Requirement ▸ Recast each line of every entry below as a numbered list, leaving out blank lines and omitting the pictures.

[Visual layout records]
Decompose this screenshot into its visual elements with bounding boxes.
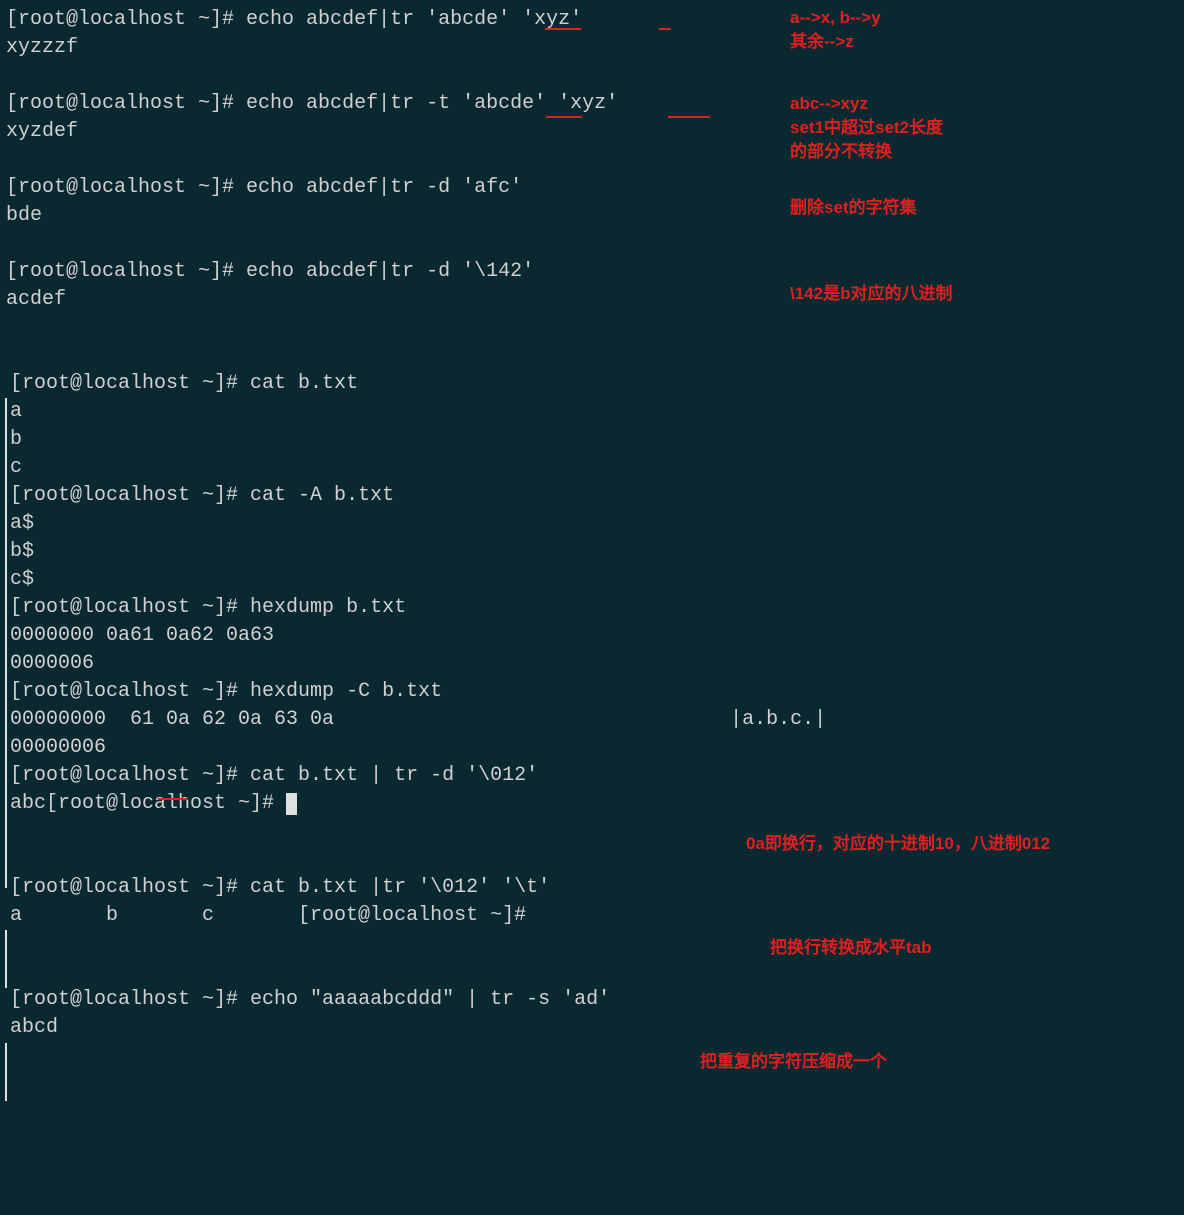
prompt: [root@localhost ~]# xyxy=(10,988,250,1011)
prompt: [root@localhost ~]# xyxy=(6,176,246,199)
output-line: acdef xyxy=(6,286,1178,314)
prompt: [root@localhost ~]# xyxy=(10,484,250,507)
prompt: [root@localhost ~]# xyxy=(10,680,250,703)
output-line: xyzdef xyxy=(6,118,1178,146)
underline-mark xyxy=(158,798,188,800)
cmd-line-3: [root@localhost ~]# echo abcdef|tr -d 'a… xyxy=(6,174,1178,202)
annotation: 的部分不转换 xyxy=(790,140,892,164)
command-text: cat -A b.txt xyxy=(250,484,394,507)
cmd-line-4: [root@localhost ~]# echo abcdef|tr -d '\… xyxy=(6,258,1178,286)
output-line: c$ xyxy=(6,566,1178,594)
annotation: 0a即换行，对应的十进制10，八进制012 xyxy=(746,832,1050,856)
blank-line xyxy=(6,930,1178,958)
cmd-line-b4-1: [root@localhost ~]# echo "aaaaabcddd" | … xyxy=(6,986,1178,1014)
prompt: [root@localhost ~]# xyxy=(10,876,250,899)
command-text: cat b.txt | tr -d '\012' xyxy=(250,764,538,787)
command-text: hexdump -C b.txt xyxy=(250,680,442,703)
output-line: 0000000 0a61 0a62 0a63 xyxy=(6,622,1178,650)
blank-line xyxy=(6,230,1178,258)
cmd-line-b2-4: [root@localhost ~]# hexdump -C b.txt xyxy=(6,678,1178,706)
section-bar xyxy=(5,1043,7,1101)
cursor-icon xyxy=(286,793,297,815)
prompt: [root@localhost ~]# xyxy=(10,596,250,619)
annotation: 其余-->z xyxy=(790,30,854,54)
annotation: 把重复的字符压缩成一个 xyxy=(700,1050,887,1074)
annotation: set1中超过set2长度 xyxy=(790,116,943,140)
terminal-screen: [root@localhost ~]# echo abcdef|tr 'abcd… xyxy=(0,0,1184,1048)
command-text: cat b.txt |tr '\012' '\t' xyxy=(250,876,550,899)
output-line: xyzzzf xyxy=(6,34,1178,62)
output-line-with-prompt: abc[root@localhost ~]# xyxy=(6,790,1178,818)
prompt: [root@localhost ~]# xyxy=(10,764,250,787)
annotation: 把换行转换成水平tab xyxy=(770,936,932,960)
annotation: 删除set的字符集 xyxy=(790,196,917,220)
cmd-line-b2-5: [root@localhost ~]# cat b.txt | tr -d '\… xyxy=(6,762,1178,790)
blank-line xyxy=(6,62,1178,90)
annotation: abc-->xyz xyxy=(790,92,868,116)
output-line: bde xyxy=(6,202,1178,230)
output-line: 00000000 61 0a 62 0a 63 0a |a.b.c.| xyxy=(6,706,1178,734)
cmd-line-b3-1: [root@localhost ~]# cat b.txt |tr '\012'… xyxy=(6,874,1178,902)
output-line: a b c [root@localhost ~]# xyxy=(6,902,1178,930)
command-text: echo "aaaaabcddd" | tr -s 'ad' xyxy=(250,988,610,1011)
cmd-line-2: [root@localhost ~]# echo abcdef|tr -t 'a… xyxy=(6,90,1178,118)
command-text: echo abcdef|tr 'abcde' 'xyz' xyxy=(246,8,582,31)
output-line: a xyxy=(6,398,1178,426)
output-line: 0000006 xyxy=(6,650,1178,678)
output-line: c xyxy=(6,454,1178,482)
output-text: abc xyxy=(10,792,46,815)
cmd-line-1: [root@localhost ~]# echo abcdef|tr 'abcd… xyxy=(6,6,1178,34)
cmd-line-b2-1: [root@localhost ~]# cat b.txt xyxy=(6,370,1178,398)
prompt: [root@localhost ~]# xyxy=(10,372,250,395)
command-text: echo abcdef|tr -d 'afc' xyxy=(246,176,522,199)
cmd-line-b2-2: [root@localhost ~]# cat -A b.txt xyxy=(6,482,1178,510)
blank-line xyxy=(6,314,1178,342)
annotation: \142是b对应的八进制 xyxy=(790,282,952,306)
output-line: b$ xyxy=(6,538,1178,566)
annotation: a-->x, b-->y xyxy=(790,6,881,30)
prompt: [root@localhost ~]# xyxy=(6,8,246,31)
underline-mark xyxy=(546,116,582,118)
output-line: b xyxy=(6,426,1178,454)
command-text: hexdump b.txt xyxy=(250,596,406,619)
underline-mark xyxy=(668,116,710,118)
command-text: echo abcdef|tr -d '\142' xyxy=(246,260,534,283)
prompt: [root@localhost ~]# xyxy=(6,92,246,115)
cmd-line-b2-3: [root@localhost ~]# hexdump b.txt xyxy=(6,594,1178,622)
command-text: cat b.txt xyxy=(250,372,358,395)
underline-mark xyxy=(659,28,671,30)
command-text: echo abcdef|tr -t 'abcde' 'xyz' xyxy=(246,92,618,115)
blank-line xyxy=(6,958,1178,986)
underline-mark xyxy=(545,28,581,30)
output-line: a$ xyxy=(6,510,1178,538)
blank-line xyxy=(6,146,1178,174)
output-line: 00000006 xyxy=(6,734,1178,762)
output-line: abcd xyxy=(6,1014,1178,1042)
prompt: [root@localhost ~]# xyxy=(6,260,246,283)
blank-line xyxy=(6,342,1178,370)
prompt: [root@localhost ~]# xyxy=(46,792,286,815)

Output for this task ▸
1. Decompose this screenshot into its visual elements with bounding boxes.
2. prompt: [root@localhost ~]# xyxy=(10,988,250,1011)
3. prompt: [root@localhost ~]# xyxy=(6,176,246,199)
4. output-line: acdef xyxy=(6,286,1178,314)
5. prompt: [root@localhost ~]# xyxy=(10,484,250,507)
6. prompt: [root@localhost ~]# xyxy=(10,680,250,703)
7. output-line: xyzdef xyxy=(6,118,1178,146)
8. underline-mark xyxy=(158,798,188,800)
9. cmd-line-3: [root@localhost ~]# echo abcdef|tr -d 'a… xyxy=(6,174,1178,202)
10. annotation: 的部分不转换 xyxy=(790,140,892,164)
11. command-text: cat -A b.txt xyxy=(250,484,394,507)
12. cmd-line-4: [root@localhost ~]# echo abcdef|tr -d '\… xyxy=(6,258,1178,286)
13. output-line: c$ xyxy=(6,566,1178,594)
14. annotation: 0a即换行，对应的十进制10，八进制012 xyxy=(746,832,1050,856)
15. blank-line xyxy=(6,930,1178,958)
16. cmd-line-b4-1: [root@localhost ~]# echo "aaaaabcddd" | … xyxy=(6,986,1178,1014)
17. prompt: [root@localhost ~]# xyxy=(10,876,250,899)
18. command-text: cat b.txt | tr -d '\012' xyxy=(250,764,538,787)
19. command-text: hexdump -C b.txt xyxy=(250,680,442,703)
20. output-line: 0000000 0a61 0a62 0a63 xyxy=(6,622,1178,650)
21. blank-line xyxy=(6,230,1178,258)
22. cmd-line-b2-4: [root@localhost ~]# hexdump -C b.txt xyxy=(6,678,1178,706)
23. section-bar xyxy=(5,1043,7,1101)
24. cursor-icon xyxy=(286,793,297,815)
25. prompt: [root@localhost ~]# xyxy=(10,596,250,619)
26. annotation: 其余-->z xyxy=(790,30,854,54)
27. annotation: 把重复的字符压缩成一个 xyxy=(700,1050,887,1074)
28. annotation: set1中超过set2长度 xyxy=(790,116,943,140)
29. terminal-screen: [root@localhost ~]# echo abcdef|tr 'abcd… xyxy=(0,0,1184,1048)
30. command-text: cat b.txt |tr '\012' '\t' xyxy=(250,876,550,899)
31. output-line: xyzzzf xyxy=(6,34,1178,62)
32. output-line-with-prompt: abc[root@localhost ~]# xyxy=(6,790,1178,818)
33. prompt: [root@localhost ~]# xyxy=(10,764,250,787)
34. annotation: 把换行转换成水平tab xyxy=(770,936,932,960)
35. annotation: 删除set的字符集 xyxy=(790,196,917,220)
36. cmd-line-b2-5: [root@localhost ~]# cat b.txt | tr -d '\… xyxy=(6,762,1178,790)
37. blank-line xyxy=(6,62,1178,90)
38. annotation: abc-->xyz xyxy=(790,92,868,116)
39. output-line: bde xyxy=(6,202,1178,230)
40. output-line: 00000000 61 0a 62 0a 63 0a |a.b.c.| xyxy=(6,706,1178,734)
41. cmd-line-b3-1: [root@localhost ~]# cat b.txt |tr '\012'… xyxy=(6,874,1178,902)
42. output-line: a b c [root@localhost ~]# xyxy=(6,902,1178,930)
43. command-text: echo "aaaaabcddd" | tr -s 'ad' xyxy=(250,988,610,1011)
44. cmd-line-2: [root@localhost ~]# echo abcdef|tr -t 'a… xyxy=(6,90,1178,118)
45. command-text: echo abcdef|tr 'abcde' 'xyz' xyxy=(246,8,582,31)
46. output-line: a xyxy=(6,398,1178,426)
47. output-line: 0000006 xyxy=(6,650,1178,678)
48. output-line: c xyxy=(6,454,1178,482)
49. output-text: abc xyxy=(10,792,46,815)
50. cmd-line-1: [root@localhost ~]# echo abcdef|tr 'abcd… xyxy=(6,6,1178,34)
51. cmd-line-b2-1: [root@localhost ~]# cat b.txt xyxy=(6,370,1178,398)
52. prompt: [root@localhost ~]# xyxy=(10,372,250,395)
53. command-text: echo abcdef|tr -d 'afc' xyxy=(246,176,522,199)
54. cmd-line-b2-2: [root@localhost ~]# cat -A b.txt xyxy=(6,482,1178,510)
55. blank-line xyxy=(6,314,1178,342)
56. annotation: \142是b对应的八进制 xyxy=(790,282,952,306)
57. output-line: b$ xyxy=(6,538,1178,566)
58. annotation: a-->x, b-->y xyxy=(790,6,881,30)
59. prompt: [root@localhost ~]# xyxy=(6,8,246,31)
60. underline-mark xyxy=(546,116,582,118)
61. output-line: b xyxy=(6,426,1178,454)
62. command-text: hexdump b.txt xyxy=(250,596,406,619)
63. underline-mark xyxy=(668,116,710,118)
64. command-text: echo abcdef|tr -d '\142' xyxy=(246,260,534,283)
65. prompt: [root@localhost ~]# xyxy=(6,92,246,115)
66. cmd-line-b2-3: [root@localhost ~]# hexdump b.txt xyxy=(6,594,1178,622)
67. command-text: cat b.txt xyxy=(250,372,358,395)
68. underline-mark xyxy=(659,28,671,30)
69. command-text: echo abcdef|tr -t 'abcde' 'xyz' xyxy=(246,92,618,115)
70. blank-line xyxy=(6,958,1178,986)
71. underline-mark xyxy=(545,28,581,30)
72. output-line: a$ xyxy=(6,510,1178,538)
73. blank-line xyxy=(6,146,1178,174)
74. output-line: 00000006 xyxy=(6,734,1178,762)
75. output-line: abcd xyxy=(6,1014,1178,1042)
76. prompt: [root@localhost ~]# xyxy=(6,260,246,283)
77. blank-line xyxy=(6,342,1178,370)
78. prompt: [root@localhost ~]# xyxy=(46,792,286,815)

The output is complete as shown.